-- LISTING start --
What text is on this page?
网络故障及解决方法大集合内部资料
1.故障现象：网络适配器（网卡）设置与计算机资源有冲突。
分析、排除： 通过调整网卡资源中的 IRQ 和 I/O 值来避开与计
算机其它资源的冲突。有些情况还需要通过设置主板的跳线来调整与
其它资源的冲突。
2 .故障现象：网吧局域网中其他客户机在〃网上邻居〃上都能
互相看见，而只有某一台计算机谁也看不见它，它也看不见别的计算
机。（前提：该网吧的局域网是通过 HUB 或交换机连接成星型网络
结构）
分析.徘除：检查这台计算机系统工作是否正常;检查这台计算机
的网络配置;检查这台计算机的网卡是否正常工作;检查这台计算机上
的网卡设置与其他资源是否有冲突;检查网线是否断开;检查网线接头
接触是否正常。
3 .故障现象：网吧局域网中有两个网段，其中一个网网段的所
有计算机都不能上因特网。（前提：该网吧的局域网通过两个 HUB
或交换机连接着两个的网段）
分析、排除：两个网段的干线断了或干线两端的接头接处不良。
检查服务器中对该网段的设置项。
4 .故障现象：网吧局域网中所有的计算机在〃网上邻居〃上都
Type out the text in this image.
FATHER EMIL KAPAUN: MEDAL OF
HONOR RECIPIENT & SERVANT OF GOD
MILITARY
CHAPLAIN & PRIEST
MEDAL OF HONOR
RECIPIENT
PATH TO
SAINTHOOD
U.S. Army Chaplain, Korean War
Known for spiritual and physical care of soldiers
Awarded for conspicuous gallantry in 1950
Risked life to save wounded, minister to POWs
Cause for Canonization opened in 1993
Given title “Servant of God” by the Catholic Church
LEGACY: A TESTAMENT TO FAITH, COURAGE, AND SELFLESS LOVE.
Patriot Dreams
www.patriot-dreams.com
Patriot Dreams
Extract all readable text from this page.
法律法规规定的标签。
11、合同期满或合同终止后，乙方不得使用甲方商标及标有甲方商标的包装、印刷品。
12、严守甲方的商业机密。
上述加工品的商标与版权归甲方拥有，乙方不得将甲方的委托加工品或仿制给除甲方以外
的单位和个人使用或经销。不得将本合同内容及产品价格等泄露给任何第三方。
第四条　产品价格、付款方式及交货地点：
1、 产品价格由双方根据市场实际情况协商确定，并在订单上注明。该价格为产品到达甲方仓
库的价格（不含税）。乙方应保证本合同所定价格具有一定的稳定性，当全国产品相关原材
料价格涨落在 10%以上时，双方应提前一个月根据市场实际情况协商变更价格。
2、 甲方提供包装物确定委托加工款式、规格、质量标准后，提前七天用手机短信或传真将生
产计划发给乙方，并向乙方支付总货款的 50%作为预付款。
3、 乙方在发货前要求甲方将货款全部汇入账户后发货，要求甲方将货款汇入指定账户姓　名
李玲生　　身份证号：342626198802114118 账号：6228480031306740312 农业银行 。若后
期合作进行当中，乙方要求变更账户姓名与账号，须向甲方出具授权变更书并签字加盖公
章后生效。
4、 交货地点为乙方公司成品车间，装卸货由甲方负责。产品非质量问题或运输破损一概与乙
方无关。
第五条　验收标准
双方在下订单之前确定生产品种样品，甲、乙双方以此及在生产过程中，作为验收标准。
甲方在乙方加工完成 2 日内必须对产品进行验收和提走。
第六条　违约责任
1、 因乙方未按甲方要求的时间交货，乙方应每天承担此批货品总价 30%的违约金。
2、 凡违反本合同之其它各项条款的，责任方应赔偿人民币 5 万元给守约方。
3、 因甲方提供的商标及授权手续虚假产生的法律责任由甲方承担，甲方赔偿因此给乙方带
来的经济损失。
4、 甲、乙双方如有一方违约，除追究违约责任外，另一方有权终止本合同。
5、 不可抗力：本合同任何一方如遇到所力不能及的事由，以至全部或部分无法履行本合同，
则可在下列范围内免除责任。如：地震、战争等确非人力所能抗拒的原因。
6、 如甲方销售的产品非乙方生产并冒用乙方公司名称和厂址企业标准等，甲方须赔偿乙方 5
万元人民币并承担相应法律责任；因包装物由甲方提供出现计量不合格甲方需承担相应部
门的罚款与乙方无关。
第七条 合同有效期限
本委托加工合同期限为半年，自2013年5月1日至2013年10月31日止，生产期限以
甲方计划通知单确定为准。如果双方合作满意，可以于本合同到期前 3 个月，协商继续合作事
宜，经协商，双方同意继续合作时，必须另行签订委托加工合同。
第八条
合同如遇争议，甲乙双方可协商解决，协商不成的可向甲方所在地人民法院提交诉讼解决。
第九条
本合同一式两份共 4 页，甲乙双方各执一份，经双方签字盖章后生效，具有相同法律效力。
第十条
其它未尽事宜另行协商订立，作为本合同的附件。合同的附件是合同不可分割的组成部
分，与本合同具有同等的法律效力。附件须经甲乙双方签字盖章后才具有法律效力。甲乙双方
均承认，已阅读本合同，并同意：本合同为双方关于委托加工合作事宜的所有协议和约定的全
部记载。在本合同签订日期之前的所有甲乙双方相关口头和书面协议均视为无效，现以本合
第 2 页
-- LISTING end --
WRITTEN INSTRUCTION:
Reproduce, word for word, every line starting at the line that contains "Type out the text in this image." and ending with the final line of the entries.

OUTPUT FOR THIS TASK:
Type out the text in this image.
FATHER EMIL KAPAUN: MEDAL OF
HONOR RECIPIENT & SERVANT OF GOD
MILITARY
CHAPLAIN & PRIEST
MEDAL OF HONOR
RECIPIENT
PATH TO
SAINTHOOD
U.S. Army Chaplain, Korean War
Known for spiritual and physical care of soldiers
Awarded for conspicuous gallantry in 1950
Risked life to save wounded, minister to POWs
Cause for Canonization opened in 1993
Given title “Servant of God” by the Catholic Church
LEGACY: A TESTAMENT TO FAITH, COURAGE, AND SELFLESS LOVE.
Patriot Dreams
www.patriot-dreams.com
Patriot Dreams
Extract all readable text from this page.
法律法规规定的标签。
11、合同期满或合同终止后，乙方不得使用甲方商标及标有甲方商标的包装、印刷品。
12、严守甲方的商业机密。
上述加工品的商标与版权归甲方拥有，乙方不得将甲方的委托加工品或仿制给除甲方以外
的单位和个人使用或经销。不得将本合同内容及产品价格等泄露给任何第三方。
第四条　产品价格、付款方式及交货地点：
1、 产品价格由双方根据市场实际情况协商确定，并在订单上注明。该价格为产品到达甲方仓
库的价格（不含税）。乙方应保证本合同所定价格具有一定的稳定性，当全国产品相关原材
料价格涨落在 10%以上时，双方应提前一个月根据市场实际情况协商变更价格。
2、 甲方提供包装物确定委托加工款式、规格、质量标准后，提前七天用手机短信或传真将生
产计划发给乙方，并向乙方支付总货款的 50%作为预付款。
3、 乙方在发货前要求甲方将货款全部汇入账户后发货，要求甲方将货款汇入指定账户姓　名
李玲生　　身份证号：342626198802114118 账号：6228480031306740312 农业银行 。若后
期合作进行当中，乙方要求变更账户姓名与账号，须向甲方出具授权变更书并签字加盖公
章后生效。
4、 交货地点为乙方公司成品车间，装卸货由甲方负责。产品非质量问题或运输破损一概与乙
方无关。
第五条　验收标准
双方在下订单之前确定生产品种样品，甲、乙双方以此及在生产过程中，作为验收标准。
甲方在乙方加工完成 2 日内必须对产品进行验收和提走。
第六条　违约责任
1、 因乙方未按甲方要求的时间交货，乙方应每天承担此批货品总价 30%的违约金。
2、 凡违反本合同之其它各项条款的，责任方应赔偿人民币 5 万元给守约方。
3、 因甲方提供的商标及授权手续虚假产生的法律责任由甲方承担，甲方赔偿因此给乙方带
来的经济损失。
4、 甲、乙双方如有一方违约，除追究违约责任外，另一方有权终止本合同。
5、 不可抗力：本合同任何一方如遇到所力不能及的事由，以至全部或部分无法履行本合同，
则可在下列范围内免除责任。如：地震、战争等确非人力所能抗拒的原因。
6、 如甲方销售的产品非乙方生产并冒用乙方公司名称和厂址企业标准等，甲方须赔偿乙方 5
万元人民币并承担相应法律责任；因包装物由甲方提供出现计量不合格甲方需承担相应部
门的罚款与乙方无关。
第七条 合同有效期限
本委托加工合同期限为半年，自2013年5月1日至2013年10月31日止，生产期限以
甲方计划通知单确定为准。如果双方合作满意，可以于本合同到期前 3 个月，协商继续合作事
宜，经协商，双方同意继续合作时，必须另行签订委托加工合同。
第八条
合同如遇争议，甲乙双方可协商解决，协商不成的可向甲方所在地人民法院提交诉讼解决。
第九条
本合同一式两份共 4 页，甲乙双方各执一份，经双方签字盖章后生效，具有相同法律效力。
第十条
其它未尽事宜另行协商订立，作为本合同的附件。合同的附件是合同不可分割的组成部
分，与本合同具有同等的法律效力。附件须经甲乙双方签字盖章后才具有法律效力。甲乙双方
均承认，已阅读本合同，并同意：本合同为双方关于委托加工合作事宜的所有协议和约定的全
部记载。在本合同签订日期之前的所有甲乙双方相关口头和书面协议均视为无效，现以本合
第 2 页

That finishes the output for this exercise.